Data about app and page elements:
......

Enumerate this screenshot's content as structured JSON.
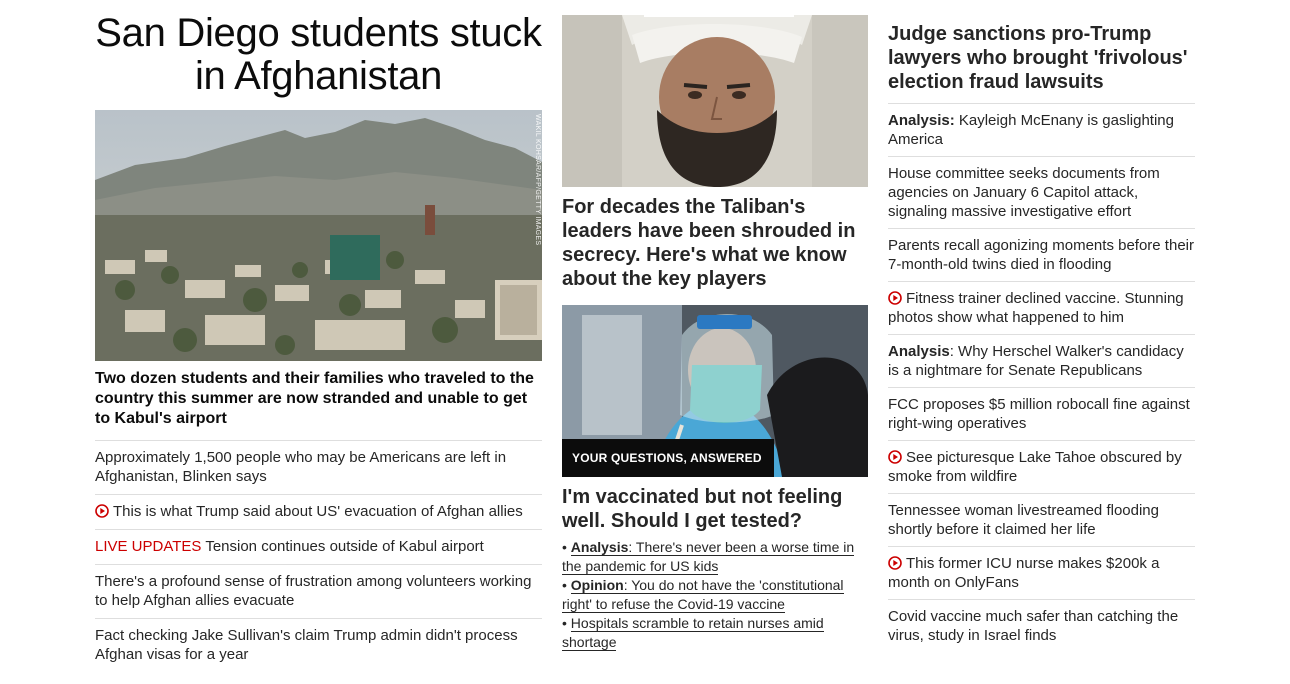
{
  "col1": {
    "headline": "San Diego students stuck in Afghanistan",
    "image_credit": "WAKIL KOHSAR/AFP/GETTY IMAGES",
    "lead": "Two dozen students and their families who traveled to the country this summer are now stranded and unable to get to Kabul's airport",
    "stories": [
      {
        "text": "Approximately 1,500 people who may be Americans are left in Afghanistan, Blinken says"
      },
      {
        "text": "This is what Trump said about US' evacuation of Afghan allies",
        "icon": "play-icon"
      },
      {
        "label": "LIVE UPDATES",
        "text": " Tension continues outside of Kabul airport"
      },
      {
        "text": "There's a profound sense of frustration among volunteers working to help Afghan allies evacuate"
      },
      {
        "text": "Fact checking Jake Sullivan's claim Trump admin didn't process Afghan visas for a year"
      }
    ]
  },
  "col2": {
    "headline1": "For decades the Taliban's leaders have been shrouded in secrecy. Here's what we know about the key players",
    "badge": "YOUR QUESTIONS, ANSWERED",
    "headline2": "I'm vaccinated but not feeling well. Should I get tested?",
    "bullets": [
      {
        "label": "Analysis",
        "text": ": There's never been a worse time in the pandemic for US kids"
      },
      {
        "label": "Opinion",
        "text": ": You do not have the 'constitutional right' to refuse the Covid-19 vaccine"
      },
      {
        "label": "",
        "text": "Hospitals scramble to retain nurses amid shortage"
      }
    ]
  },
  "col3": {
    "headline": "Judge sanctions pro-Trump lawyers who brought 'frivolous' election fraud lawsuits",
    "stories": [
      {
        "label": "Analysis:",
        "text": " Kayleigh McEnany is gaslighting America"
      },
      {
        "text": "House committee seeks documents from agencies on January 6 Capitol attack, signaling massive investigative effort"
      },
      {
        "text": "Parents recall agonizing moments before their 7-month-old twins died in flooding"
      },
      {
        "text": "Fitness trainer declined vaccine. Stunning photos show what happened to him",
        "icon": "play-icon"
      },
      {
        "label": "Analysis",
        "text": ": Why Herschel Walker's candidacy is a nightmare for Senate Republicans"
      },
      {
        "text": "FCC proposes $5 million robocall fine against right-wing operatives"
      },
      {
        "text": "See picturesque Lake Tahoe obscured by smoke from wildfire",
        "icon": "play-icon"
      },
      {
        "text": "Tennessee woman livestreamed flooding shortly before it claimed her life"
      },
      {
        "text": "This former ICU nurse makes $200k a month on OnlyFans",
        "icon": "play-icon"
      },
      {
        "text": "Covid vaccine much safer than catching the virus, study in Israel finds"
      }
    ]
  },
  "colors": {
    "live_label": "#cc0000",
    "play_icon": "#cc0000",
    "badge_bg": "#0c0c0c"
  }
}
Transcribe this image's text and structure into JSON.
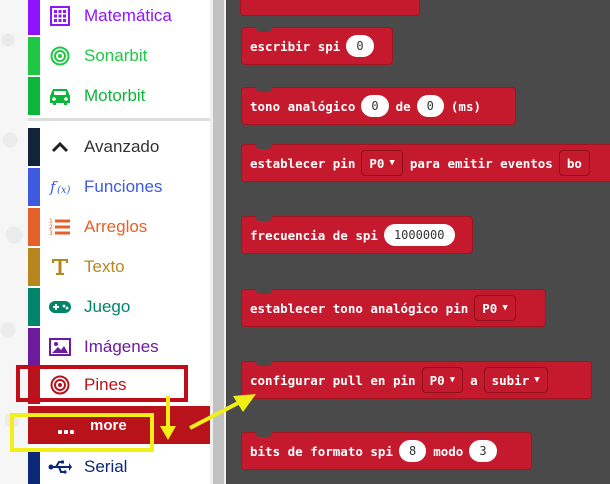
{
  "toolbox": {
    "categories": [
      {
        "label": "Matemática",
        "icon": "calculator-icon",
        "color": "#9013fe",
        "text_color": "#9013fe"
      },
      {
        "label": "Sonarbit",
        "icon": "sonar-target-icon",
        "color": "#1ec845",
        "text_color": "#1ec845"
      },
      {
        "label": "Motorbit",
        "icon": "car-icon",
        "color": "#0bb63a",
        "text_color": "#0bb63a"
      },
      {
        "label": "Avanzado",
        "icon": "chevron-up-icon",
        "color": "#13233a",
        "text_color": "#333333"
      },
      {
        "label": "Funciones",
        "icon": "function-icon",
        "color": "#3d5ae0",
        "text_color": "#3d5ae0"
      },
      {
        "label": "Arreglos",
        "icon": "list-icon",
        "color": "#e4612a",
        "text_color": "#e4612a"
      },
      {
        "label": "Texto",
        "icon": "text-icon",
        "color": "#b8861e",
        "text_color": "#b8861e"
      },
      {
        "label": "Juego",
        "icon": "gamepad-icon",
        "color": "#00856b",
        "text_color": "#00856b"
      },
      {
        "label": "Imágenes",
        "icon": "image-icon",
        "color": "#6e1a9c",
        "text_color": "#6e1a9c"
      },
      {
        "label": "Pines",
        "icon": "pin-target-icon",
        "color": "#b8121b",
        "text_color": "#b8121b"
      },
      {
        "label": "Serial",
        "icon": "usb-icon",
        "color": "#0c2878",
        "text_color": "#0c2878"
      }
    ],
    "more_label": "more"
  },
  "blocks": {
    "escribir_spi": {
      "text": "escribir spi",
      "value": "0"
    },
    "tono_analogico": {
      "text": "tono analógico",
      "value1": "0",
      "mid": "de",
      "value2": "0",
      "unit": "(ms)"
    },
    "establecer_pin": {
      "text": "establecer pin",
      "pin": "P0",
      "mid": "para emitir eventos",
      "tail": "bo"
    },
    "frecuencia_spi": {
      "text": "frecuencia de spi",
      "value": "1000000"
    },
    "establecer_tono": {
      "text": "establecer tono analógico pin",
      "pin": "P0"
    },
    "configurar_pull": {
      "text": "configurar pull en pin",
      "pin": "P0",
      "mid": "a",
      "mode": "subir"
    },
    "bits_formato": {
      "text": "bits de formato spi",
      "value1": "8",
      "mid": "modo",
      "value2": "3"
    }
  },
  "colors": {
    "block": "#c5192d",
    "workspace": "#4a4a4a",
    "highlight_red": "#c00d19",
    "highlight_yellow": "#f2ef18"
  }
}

......

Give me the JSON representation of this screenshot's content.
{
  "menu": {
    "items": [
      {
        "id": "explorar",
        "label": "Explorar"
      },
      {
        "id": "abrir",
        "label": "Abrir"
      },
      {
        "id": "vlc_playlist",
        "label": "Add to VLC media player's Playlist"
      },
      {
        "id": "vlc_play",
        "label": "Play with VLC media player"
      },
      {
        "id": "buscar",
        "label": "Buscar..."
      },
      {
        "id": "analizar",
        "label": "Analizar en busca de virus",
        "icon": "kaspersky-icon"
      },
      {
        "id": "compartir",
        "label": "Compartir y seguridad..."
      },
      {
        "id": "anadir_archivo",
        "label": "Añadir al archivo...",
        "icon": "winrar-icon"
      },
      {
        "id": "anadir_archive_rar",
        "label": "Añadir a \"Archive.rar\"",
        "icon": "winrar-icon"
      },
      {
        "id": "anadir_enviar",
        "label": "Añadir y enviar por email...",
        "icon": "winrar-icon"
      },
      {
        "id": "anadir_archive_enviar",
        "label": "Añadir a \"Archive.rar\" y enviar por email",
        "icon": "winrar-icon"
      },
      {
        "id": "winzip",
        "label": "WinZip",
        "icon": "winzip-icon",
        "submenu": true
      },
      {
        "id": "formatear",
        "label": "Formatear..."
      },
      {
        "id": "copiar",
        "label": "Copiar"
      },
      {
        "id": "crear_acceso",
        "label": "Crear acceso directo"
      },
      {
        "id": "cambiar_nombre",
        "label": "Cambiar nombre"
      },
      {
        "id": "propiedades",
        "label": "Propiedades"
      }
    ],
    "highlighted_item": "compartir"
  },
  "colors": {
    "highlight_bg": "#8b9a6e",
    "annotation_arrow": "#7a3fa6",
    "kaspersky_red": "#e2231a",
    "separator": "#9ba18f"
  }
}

......

◆ Work instruction ◆
Whenever a line in the records above contains the string "There", copy that line.

◆ Response to the exercise ◆
        "text": "There's a profound sense of frustration among volunteers working to help Afghan allies evacuate"
        "text": ": There's never been a worse time in the pandemic for US kids"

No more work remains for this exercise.